_Aim of the exercise_: Transcribe the records exactly. Pictures do not belong in the transcription.

_Records provided_:

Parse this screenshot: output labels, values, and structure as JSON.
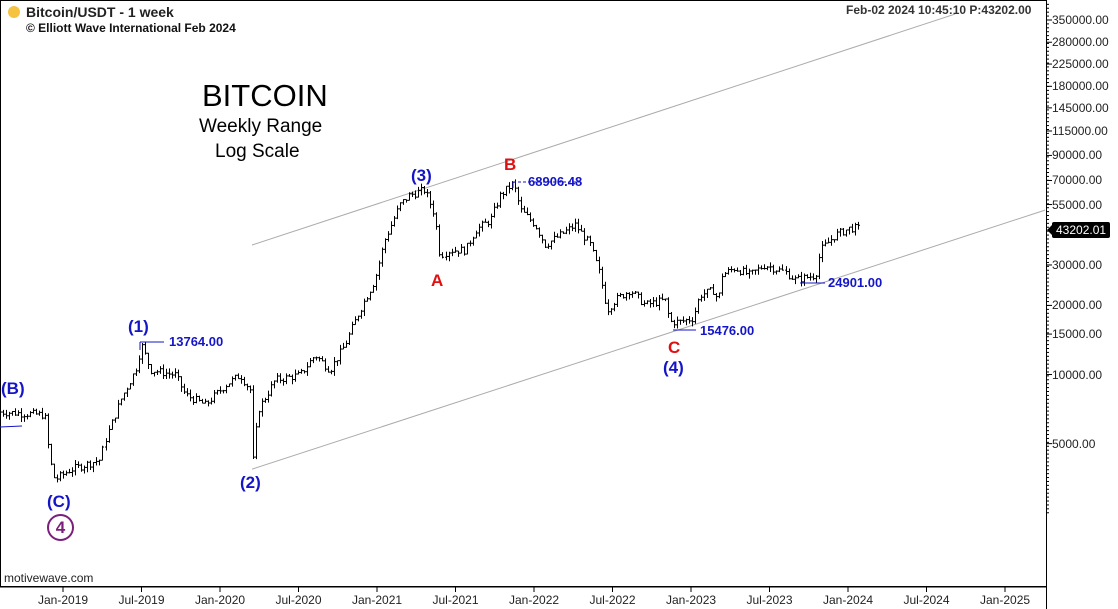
{
  "header": {
    "symbol": "Bitcoin/USDT",
    "interval": "- 1 week",
    "copyright": "© Elliott Wave International Feb 2024",
    "status": "Feb-02 2024  10:45:10  P:43202.00",
    "indicator_color": "#f5c242"
  },
  "title": {
    "main": "BITCOIN",
    "line1": "Weekly Range",
    "line2": "Log Scale"
  },
  "footer": "motivewave.com",
  "last_price_badge": "43202.01",
  "chart_data": {
    "type": "bar",
    "title": "BITCOIN",
    "subtitle": "Weekly Range, Log Scale",
    "xlabel": "",
    "ylabel": "",
    "yscale": "log",
    "ylim": [
      2000,
      420000
    ],
    "xlim": [
      2018.6,
      2025.28
    ],
    "grid": false,
    "y_ticks": [
      350000,
      280000,
      225000,
      180000,
      145000,
      115000,
      90000,
      70000,
      55000,
      30000,
      20000,
      15000,
      10000,
      5000
    ],
    "y_tick_labels": [
      "350000.00",
      "280000.00",
      "225000.00",
      "180000.00",
      "145000.00",
      "115000.00",
      "90000.00",
      "70000.00",
      "55000.00",
      "30000.00",
      "20000.00",
      "15000.00",
      "10000.00",
      "5000.00"
    ],
    "x_ticks": [
      2019,
      2019.5,
      2020,
      2020.5,
      2021,
      2021.5,
      2022,
      2022.5,
      2023,
      2023.5,
      2024,
      2024.5,
      2025
    ],
    "x_tick_labels": [
      "Jan-2019",
      "Jul-2019",
      "Jan-2020",
      "Jul-2020",
      "Jan-2021",
      "Jul-2021",
      "Jan-2022",
      "Jul-2022",
      "Jan-2023",
      "Jul-2023",
      "Jan-2024",
      "Jul-2024",
      "Jan-2025"
    ],
    "price_path_anchors": [
      [
        2018.6,
        6870
      ],
      [
        2018.885,
        6670
      ],
      [
        2018.917,
        4250
      ],
      [
        2018.949,
        3475
      ],
      [
        2019.045,
        3840
      ],
      [
        2019.236,
        4250
      ],
      [
        2019.268,
        5190
      ],
      [
        2019.363,
        7740
      ],
      [
        2019.459,
        10470
      ],
      [
        2019.497,
        13460
      ],
      [
        2019.554,
        10470
      ],
      [
        2019.713,
        9950
      ],
      [
        2019.777,
        8150
      ],
      [
        2019.904,
        7370
      ],
      [
        2020.032,
        8990
      ],
      [
        2020.127,
        9950
      ],
      [
        2020.191,
        8570
      ],
      [
        2020.204,
        3870
      ],
      [
        2020.242,
        7000
      ],
      [
        2020.35,
        9460
      ],
      [
        2020.51,
        9950
      ],
      [
        2020.605,
        12160
      ],
      [
        2020.701,
        10470
      ],
      [
        2020.796,
        13460
      ],
      [
        2020.892,
        19100
      ],
      [
        2020.987,
        25800
      ],
      [
        2021.051,
        38550
      ],
      [
        2021.146,
        54700
      ],
      [
        2021.21,
        60500
      ],
      [
        2021.306,
        63650
      ],
      [
        2021.369,
        49550
      ],
      [
        2021.401,
        33100
      ],
      [
        2021.465,
        34800
      ],
      [
        2021.561,
        34800
      ],
      [
        2021.624,
        42550
      ],
      [
        2021.72,
        47100
      ],
      [
        2021.783,
        60500
      ],
      [
        2021.866,
        68200
      ],
      [
        2021.911,
        52000
      ],
      [
        2022.006,
        44800
      ],
      [
        2022.07,
        36650
      ],
      [
        2022.166,
        40550
      ],
      [
        2022.261,
        44800
      ],
      [
        2022.357,
        36650
      ],
      [
        2022.42,
        27100
      ],
      [
        2022.465,
        19100
      ],
      [
        2022.516,
        21100
      ],
      [
        2022.611,
        23350
      ],
      [
        2022.707,
        20100
      ],
      [
        2022.834,
        21100
      ],
      [
        2022.866,
        16950
      ],
      [
        2022.93,
        16950
      ],
      [
        2023.013,
        17600
      ],
      [
        2023.057,
        22200
      ],
      [
        2023.153,
        23350
      ],
      [
        2023.172,
        20100
      ],
      [
        2023.197,
        27100
      ],
      [
        2023.28,
        29100
      ],
      [
        2023.376,
        27100
      ],
      [
        2023.471,
        30000
      ],
      [
        2023.599,
        27900
      ],
      [
        2023.662,
        25800
      ],
      [
        2023.79,
        27100
      ],
      [
        2023.822,
        34800
      ],
      [
        2023.917,
        40550
      ],
      [
        2024.013,
        43450
      ],
      [
        2024.076,
        43202
      ]
    ],
    "channel_lines": [
      {
        "name": "upper",
        "from": [
          2020.204,
          36650
        ],
        "to": [
          2024.682,
          371500
        ],
        "color": "#aaaaaa"
      },
      {
        "name": "lower",
        "from": [
          2020.204,
          3870
        ],
        "to": [
          2025.255,
          52000
        ],
        "color": "#aaaaaa"
      }
    ],
    "annotations": {
      "wave_B_minor": "(B)",
      "wave_C_minor": "(C)",
      "wave_4_circle": "4",
      "wave_1": "(1)",
      "wave_2": "(2)",
      "wave_3": "(3)",
      "wave_4": "(4)",
      "wave_A": "A",
      "wave_B": "B",
      "wave_C": "C",
      "price_13764": "13764.00",
      "price_68906": "68906.48",
      "price_15476": "15476.00",
      "price_24901": "24901.00"
    },
    "colors": {
      "wave": "#1515c8",
      "abc": "#e01010",
      "cycle": "#7a1f7a",
      "bars": "#000000"
    }
  }
}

_The answer_:
Parse this screenshot: output labels, values, and structure as JSON.
{
  "header": {
    "symbol": "Bitcoin/USDT",
    "interval": "- 1 week",
    "copyright": "© Elliott Wave International Feb 2024",
    "status": "Feb-02 2024  10:45:10  P:43202.00",
    "indicator_color": "#f5c242"
  },
  "title": {
    "main": "BITCOIN",
    "line1": "Weekly Range",
    "line2": "Log Scale"
  },
  "footer": "motivewave.com",
  "last_price_badge": "43202.01",
  "chart_data": {
    "type": "bar",
    "title": "BITCOIN",
    "subtitle": "Weekly Range, Log Scale",
    "xlabel": "",
    "ylabel": "",
    "yscale": "log",
    "ylim": [
      2000,
      420000
    ],
    "xlim": [
      2018.6,
      2025.28
    ],
    "grid": false,
    "y_ticks": [
      350000,
      280000,
      225000,
      180000,
      145000,
      115000,
      90000,
      70000,
      55000,
      30000,
      20000,
      15000,
      10000,
      5000
    ],
    "y_tick_labels": [
      "350000.00",
      "280000.00",
      "225000.00",
      "180000.00",
      "145000.00",
      "115000.00",
      "90000.00",
      "70000.00",
      "55000.00",
      "30000.00",
      "20000.00",
      "15000.00",
      "10000.00",
      "5000.00"
    ],
    "x_ticks": [
      2019,
      2019.5,
      2020,
      2020.5,
      2021,
      2021.5,
      2022,
      2022.5,
      2023,
      2023.5,
      2024,
      2024.5,
      2025
    ],
    "x_tick_labels": [
      "Jan-2019",
      "Jul-2019",
      "Jan-2020",
      "Jul-2020",
      "Jan-2021",
      "Jul-2021",
      "Jan-2022",
      "Jul-2022",
      "Jan-2023",
      "Jul-2023",
      "Jan-2024",
      "Jul-2024",
      "Jan-2025"
    ],
    "price_path_anchors": [
      [
        2018.6,
        6870
      ],
      [
        2018.885,
        6670
      ],
      [
        2018.917,
        4250
      ],
      [
        2018.949,
        3475
      ],
      [
        2019.045,
        3840
      ],
      [
        2019.236,
        4250
      ],
      [
        2019.268,
        5190
      ],
      [
        2019.363,
        7740
      ],
      [
        2019.459,
        10470
      ],
      [
        2019.497,
        13460
      ],
      [
        2019.554,
        10470
      ],
      [
        2019.713,
        9950
      ],
      [
        2019.777,
        8150
      ],
      [
        2019.904,
        7370
      ],
      [
        2020.032,
        8990
      ],
      [
        2020.127,
        9950
      ],
      [
        2020.191,
        8570
      ],
      [
        2020.204,
        3870
      ],
      [
        2020.242,
        7000
      ],
      [
        2020.35,
        9460
      ],
      [
        2020.51,
        9950
      ],
      [
        2020.605,
        12160
      ],
      [
        2020.701,
        10470
      ],
      [
        2020.796,
        13460
      ],
      [
        2020.892,
        19100
      ],
      [
        2020.987,
        25800
      ],
      [
        2021.051,
        38550
      ],
      [
        2021.146,
        54700
      ],
      [
        2021.21,
        60500
      ],
      [
        2021.306,
        63650
      ],
      [
        2021.369,
        49550
      ],
      [
        2021.401,
        33100
      ],
      [
        2021.465,
        34800
      ],
      [
        2021.561,
        34800
      ],
      [
        2021.624,
        42550
      ],
      [
        2021.72,
        47100
      ],
      [
        2021.783,
        60500
      ],
      [
        2021.866,
        68200
      ],
      [
        2021.911,
        52000
      ],
      [
        2022.006,
        44800
      ],
      [
        2022.07,
        36650
      ],
      [
        2022.166,
        40550
      ],
      [
        2022.261,
        44800
      ],
      [
        2022.357,
        36650
      ],
      [
        2022.42,
        27100
      ],
      [
        2022.465,
        19100
      ],
      [
        2022.516,
        21100
      ],
      [
        2022.611,
        23350
      ],
      [
        2022.707,
        20100
      ],
      [
        2022.834,
        21100
      ],
      [
        2022.866,
        16950
      ],
      [
        2022.93,
        16950
      ],
      [
        2023.013,
        17600
      ],
      [
        2023.057,
        22200
      ],
      [
        2023.153,
        23350
      ],
      [
        2023.172,
        20100
      ],
      [
        2023.197,
        27100
      ],
      [
        2023.28,
        29100
      ],
      [
        2023.376,
        27100
      ],
      [
        2023.471,
        30000
      ],
      [
        2023.599,
        27900
      ],
      [
        2023.662,
        25800
      ],
      [
        2023.79,
        27100
      ],
      [
        2023.822,
        34800
      ],
      [
        2023.917,
        40550
      ],
      [
        2024.013,
        43450
      ],
      [
        2024.076,
        43202
      ]
    ],
    "channel_lines": [
      {
        "name": "upper",
        "from": [
          2020.204,
          36650
        ],
        "to": [
          2024.682,
          371500
        ],
        "color": "#aaaaaa"
      },
      {
        "name": "lower",
        "from": [
          2020.204,
          3870
        ],
        "to": [
          2025.255,
          52000
        ],
        "color": "#aaaaaa"
      }
    ],
    "annotations": {
      "wave_B_minor": "(B)",
      "wave_C_minor": "(C)",
      "wave_4_circle": "4",
      "wave_1": "(1)",
      "wave_2": "(2)",
      "wave_3": "(3)",
      "wave_4": "(4)",
      "wave_A": "A",
      "wave_B": "B",
      "wave_C": "C",
      "price_13764": "13764.00",
      "price_68906": "68906.48",
      "price_15476": "15476.00",
      "price_24901": "24901.00"
    },
    "colors": {
      "wave": "#1515c8",
      "abc": "#e01010",
      "cycle": "#7a1f7a",
      "bars": "#000000"
    }
  }
}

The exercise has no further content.